Directions
Of the lines in the data below, count the ones holding the string "level", and answer with that number only.

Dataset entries

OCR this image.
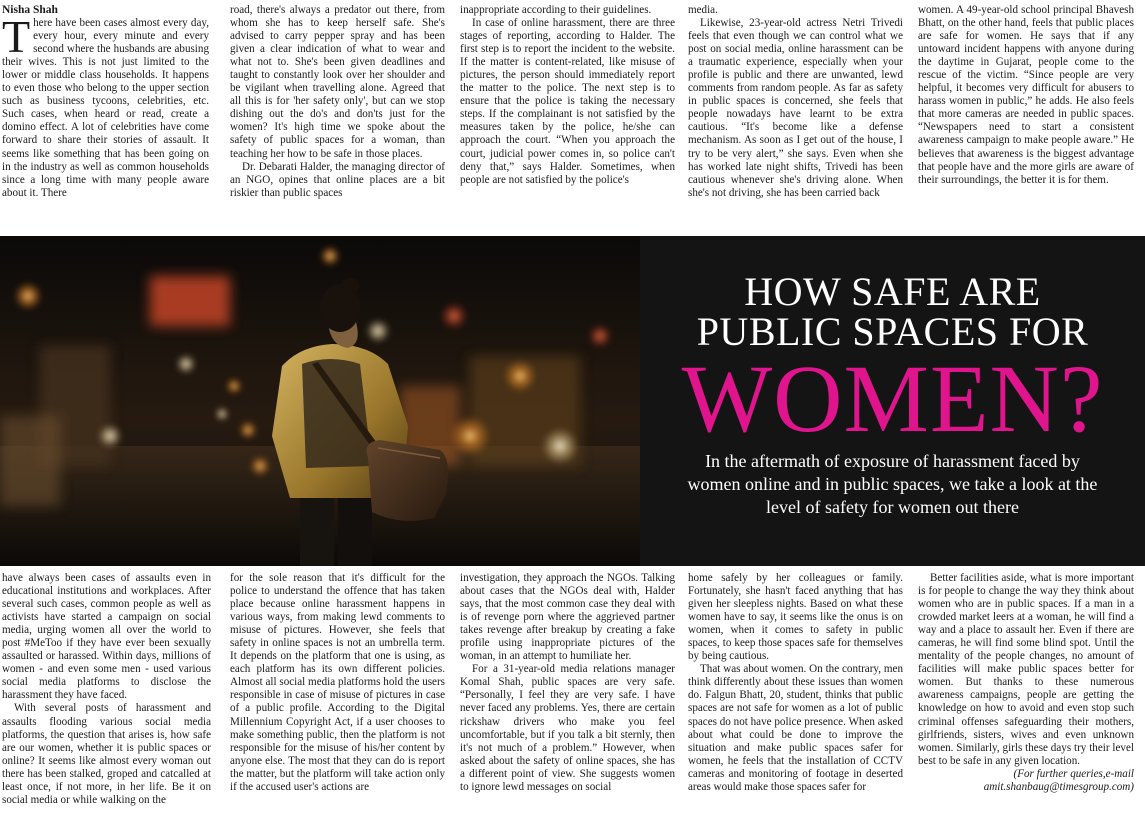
Nisha Shah

There have been cases almost every day, every hour, every minute and every second where the husbands are abusing their wives. This is not just limited to the lower or middle class households. It happens to even those who belong to the upper section such as business tycoons, celebrities, etc. Such cases, when heard or read, create a domino effect. A lot of celebrities have come forward to share their stories of assault. It seems like something that has been going on in the industry as well as common households since a long time with many people aware about it. There

road, there's always a predator out there, from whom she has to keep herself safe. She's advised to carry pepper spray and has been given a clear indication of what to wear and what not to. She's been given deadlines and taught to constantly look over her shoulder and be vigilant when travelling alone. Agreed that all this is for 'her safety only', but can we stop dishing out the do's and don'ts just for the women? It's high time we spoke about the safety of public spaces for a woman, than teaching her how to be safe in those places.

Dr. Debarati Halder, the managing director of an NGO, opines that online places are a bit riskier than public spaces

inappropriate according to their guidelines.

In case of online harassment, there are three stages of reporting, according to Halder. The first step is to report the incident to the website. If the matter is content-related, like misuse of pictures, the person should immediately report the matter to the police. The next step is to ensure that the police is taking the necessary steps. If the complainant is not satisfied by the measures taken by the police, he/she can approach the court. “When you approach the court, judicial power comes in, so police can't deny that,” says Halder. Sometimes, when people are not satisfied by the police's

media.

Likewise, 23-year-old actress Netri Trivedi feels that even though we can control what we post on social media, online harassment can be a traumatic experience, especially when your profile is public and there are unwanted, lewd comments from random people. As far as safety in public spaces is concerned, she feels that people nowadays have learnt to be extra cautious. “It's become like a defense mechanism. As soon as I get out of the house, I try to be very alert,” she says. Even when she has worked late night shifts, Trivedi has been cautious whenever she's driving alone. When she's not driving, she has been carried back

women. A 49-year-old school principal Bhavesh Bhatt, on the other hand, feels that public places are safe for women. He says that if any untoward incident happens with anyone during the daytime in Gujarat, people come to the rescue of the victim. “Since people are very helpful, it becomes very difficult for abusers to harass women in public,” he adds. He also feels that more cameras are needed in public spaces. “Newspapers need to start a consistent awareness campaign to make people aware.” He believes that awareness is the biggest advantage that people have and the more girls are aware of their surroundings, the better it is for them.

HOW SAFE ARE
PUBLIC SPACES FOR
WOMEN?
In the aftermath of exposure of harassment faced by women online and in public spaces, we take a look at the level of safety for women out there

have always been cases of assaults even in educational institutions and workplaces. After several such cases, common people as well as activists have started a campaign on social media, urging women all over the world to post #MeToo if they have ever been sexually assaulted or harassed. Within days, millions of women - and even some men - used various social media platforms to disclose the harassment they have faced.

With several posts of harassment and assaults flooding various social media platforms, the question that arises is, how safe are our women, whether it is public spaces or online? It seems like almost every woman out there has been stalked, groped and catcalled at least once, if not more, in her life. Be it on social media or while walking on the

for the sole reason that it's difficult for the police to understand the offence that has taken place because online harassment happens in various ways, from making lewd comments to misuse of pictures. However, she feels that safety in online spaces is not an umbrella term. It depends on the platform that one is using, as each platform has its own different policies. Almost all social media platforms hold the users responsible in case of misuse of pictures in case of a public profile. According to the Digital Millennium Copyright Act, if a user chooses to make something public, then the platform is not responsible for the misuse of his/her content by anyone else. The most that they can do is report the matter, but the platform will take action only if the accused user's actions are

investigation, they approach the NGOs. Talking about cases that the NGOs deal with, Halder says, that the most common case they deal with is of revenge porn where the aggrieved partner takes revenge after breakup by creating a fake profile using inappropriate pictures of the woman, in an attempt to humiliate her.

For a 31-year-old media relations manager Komal Shah, public spaces are very safe. “Personally, I feel they are very safe. I have never faced any problems. Yes, there are certain rickshaw drivers who make you feel uncomfortable, but if you talk a bit sternly, then it's not much of a problem.” However, when asked about the safety of online spaces, she has a different point of view. She suggests women to ignore lewd messages on social

home safely by her colleagues or family. Fortunately, she hasn't faced anything that has given her sleepless nights. Based on what these women have to say, it seems like the onus is on women, when it comes to safety in public spaces, to keep those spaces safe for themselves by being cautious.

That was about women. On the contrary, men think differently about these issues than women do. Falgun Bhatt, 20, student, thinks that public spaces are not safe for women as a lot of public spaces do not have police presence. When asked about what could be done to improve the situation and make public spaces safer for women, he feels that the installation of CCTV cameras and monitoring of footage in deserted areas would make those spaces safer for

Better facilities aside, what is more important is for people to change the way they think about women who are in public spaces. If a man in a crowded market leers at a woman, he will find a way and a place to assault her. Even if there are cameras, he will find some blind spot. Until the mentality of the people changes, no amount of facilities will make public spaces better for women. But thanks to these numerous awareness campaigns, people are getting the knowledge on how to avoid and even stop such criminal offenses safeguarding their mothers, girlfriends, sisters, wives and even unknown women. Similarly, girls these days try their level best to be safe in any given location.

(For further queries,e-mail

amit.shanbaug@timesgroup.com)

Response to the task
2